▶ **Data shown**:
==========
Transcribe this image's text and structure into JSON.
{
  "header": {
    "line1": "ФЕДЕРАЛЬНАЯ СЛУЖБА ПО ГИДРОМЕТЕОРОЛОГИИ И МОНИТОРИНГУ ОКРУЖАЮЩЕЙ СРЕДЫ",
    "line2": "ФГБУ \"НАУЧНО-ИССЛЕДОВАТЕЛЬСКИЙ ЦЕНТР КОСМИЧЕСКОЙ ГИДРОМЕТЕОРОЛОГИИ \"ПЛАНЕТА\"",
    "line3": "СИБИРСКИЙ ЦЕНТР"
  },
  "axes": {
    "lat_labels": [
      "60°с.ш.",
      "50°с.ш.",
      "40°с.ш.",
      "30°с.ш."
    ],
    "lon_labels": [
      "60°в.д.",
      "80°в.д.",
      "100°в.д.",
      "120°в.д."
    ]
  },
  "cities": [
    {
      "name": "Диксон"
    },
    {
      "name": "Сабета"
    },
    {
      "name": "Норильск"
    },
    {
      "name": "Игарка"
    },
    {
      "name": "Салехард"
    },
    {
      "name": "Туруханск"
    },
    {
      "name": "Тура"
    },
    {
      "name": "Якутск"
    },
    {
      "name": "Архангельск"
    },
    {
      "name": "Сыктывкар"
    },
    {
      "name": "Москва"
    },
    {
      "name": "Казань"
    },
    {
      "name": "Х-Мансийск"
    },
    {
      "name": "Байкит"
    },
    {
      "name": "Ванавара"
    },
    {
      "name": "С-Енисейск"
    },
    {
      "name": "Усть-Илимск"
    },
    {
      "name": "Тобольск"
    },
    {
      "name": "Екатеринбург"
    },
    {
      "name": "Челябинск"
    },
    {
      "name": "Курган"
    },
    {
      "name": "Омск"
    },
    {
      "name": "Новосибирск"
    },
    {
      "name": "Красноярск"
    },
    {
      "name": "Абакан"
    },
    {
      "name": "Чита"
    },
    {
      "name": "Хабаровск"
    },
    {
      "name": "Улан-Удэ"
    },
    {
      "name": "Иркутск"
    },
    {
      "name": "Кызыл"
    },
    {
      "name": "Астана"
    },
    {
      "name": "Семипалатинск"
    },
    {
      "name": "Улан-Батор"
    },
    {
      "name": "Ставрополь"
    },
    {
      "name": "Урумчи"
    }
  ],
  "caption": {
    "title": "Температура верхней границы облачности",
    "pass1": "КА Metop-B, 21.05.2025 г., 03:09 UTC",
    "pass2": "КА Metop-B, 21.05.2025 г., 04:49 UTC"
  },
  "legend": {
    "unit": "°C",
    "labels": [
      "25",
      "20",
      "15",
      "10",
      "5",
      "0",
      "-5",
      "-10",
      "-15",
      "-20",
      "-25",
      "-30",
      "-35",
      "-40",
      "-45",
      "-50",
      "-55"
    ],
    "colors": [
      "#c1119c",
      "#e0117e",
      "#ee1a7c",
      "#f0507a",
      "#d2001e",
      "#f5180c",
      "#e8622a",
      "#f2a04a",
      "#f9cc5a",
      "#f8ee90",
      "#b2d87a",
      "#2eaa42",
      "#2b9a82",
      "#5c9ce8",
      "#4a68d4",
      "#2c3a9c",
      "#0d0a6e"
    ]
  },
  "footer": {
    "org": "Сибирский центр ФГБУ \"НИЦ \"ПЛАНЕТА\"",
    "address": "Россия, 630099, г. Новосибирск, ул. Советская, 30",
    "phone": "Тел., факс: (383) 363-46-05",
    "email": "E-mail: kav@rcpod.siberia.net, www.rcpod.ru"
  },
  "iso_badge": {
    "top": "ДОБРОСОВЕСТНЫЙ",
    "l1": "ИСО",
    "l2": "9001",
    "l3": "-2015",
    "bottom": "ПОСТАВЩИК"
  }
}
==========
▶ **Your instructions**: Give an exact repetition of all the material.

▶ **Result**:
Transcribe this image's text and structure into JSON.
{
  "header": {
    "line1": "ФЕДЕРАЛЬНАЯ СЛУЖБА ПО ГИДРОМЕТЕОРОЛОГИИ И МОНИТОРИНГУ ОКРУЖАЮЩЕЙ СРЕДЫ",
    "line2": "ФГБУ \"НАУЧНО-ИССЛЕДОВАТЕЛЬСКИЙ ЦЕНТР КОСМИЧЕСКОЙ ГИДРОМЕТЕОРОЛОГИИ \"ПЛАНЕТА\"",
    "line3": "СИБИРСКИЙ ЦЕНТР"
  },
  "axes": {
    "lat_labels": [
      "60°с.ш.",
      "50°с.ш.",
      "40°с.ш.",
      "30°с.ш."
    ],
    "lon_labels": [
      "60°в.д.",
      "80°в.д.",
      "100°в.д.",
      "120°в.д."
    ]
  },
  "cities": [
    {
      "name": "Диксон"
    },
    {
      "name": "Сабета"
    },
    {
      "name": "Норильск"
    },
    {
      "name": "Игарка"
    },
    {
      "name": "Салехард"
    },
    {
      "name": "Туруханск"
    },
    {
      "name": "Тура"
    },
    {
      "name": "Якутск"
    },
    {
      "name": "Архангельск"
    },
    {
      "name": "Сыктывкар"
    },
    {
      "name": "Москва"
    },
    {
      "name": "Казань"
    },
    {
      "name": "Х-Мансийск"
    },
    {
      "name": "Байкит"
    },
    {
      "name": "Ванавара"
    },
    {
      "name": "С-Енисейск"
    },
    {
      "name": "Усть-Илимск"
    },
    {
      "name": "Тобольск"
    },
    {
      "name": "Екатеринбург"
    },
    {
      "name": "Челябинск"
    },
    {
      "name": "Курган"
    },
    {
      "name": "Омск"
    },
    {
      "name": "Новосибирск"
    },
    {
      "name": "Красноярск"
    },
    {
      "name": "Абакан"
    },
    {
      "name": "Чита"
    },
    {
      "name": "Хабаровск"
    },
    {
      "name": "Улан-Удэ"
    },
    {
      "name": "Иркутск"
    },
    {
      "name": "Кызыл"
    },
    {
      "name": "Астана"
    },
    {
      "name": "Семипалатинск"
    },
    {
      "name": "Улан-Батор"
    },
    {
      "name": "Ставрополь"
    },
    {
      "name": "Урумчи"
    }
  ],
  "caption": {
    "title": "Температура верхней границы облачности",
    "pass1": "КА Metop-B, 21.05.2025 г., 03:09 UTC",
    "pass2": "КА Metop-B, 21.05.2025 г., 04:49 UTC"
  },
  "legend": {
    "unit": "°C",
    "labels": [
      "25",
      "20",
      "15",
      "10",
      "5",
      "0",
      "-5",
      "-10",
      "-15",
      "-20",
      "-25",
      "-30",
      "-35",
      "-40",
      "-45",
      "-50",
      "-55"
    ],
    "colors": [
      "#c1119c",
      "#e0117e",
      "#ee1a7c",
      "#f0507a",
      "#d2001e",
      "#f5180c",
      "#e8622a",
      "#f2a04a",
      "#f9cc5a",
      "#f8ee90",
      "#b2d87a",
      "#2eaa42",
      "#2b9a82",
      "#5c9ce8",
      "#4a68d4",
      "#2c3a9c",
      "#0d0a6e"
    ]
  },
  "footer": {
    "org": "Сибирский центр ФГБУ \"НИЦ \"ПЛАНЕТА\"",
    "address": "Россия, 630099, г. Новосибирск, ул. Советская, 30",
    "phone": "Тел., факс: (383) 363-46-05",
    "email": "E-mail: kav@rcpod.siberia.net, www.rcpod.ru"
  },
  "iso_badge": {
    "top": "ДОБРОСОВЕСТНЫЙ",
    "l1": "ИСО",
    "l2": "9001",
    "l3": "-2015",
    "bottom": "ПОСТАВЩИК"
  }
}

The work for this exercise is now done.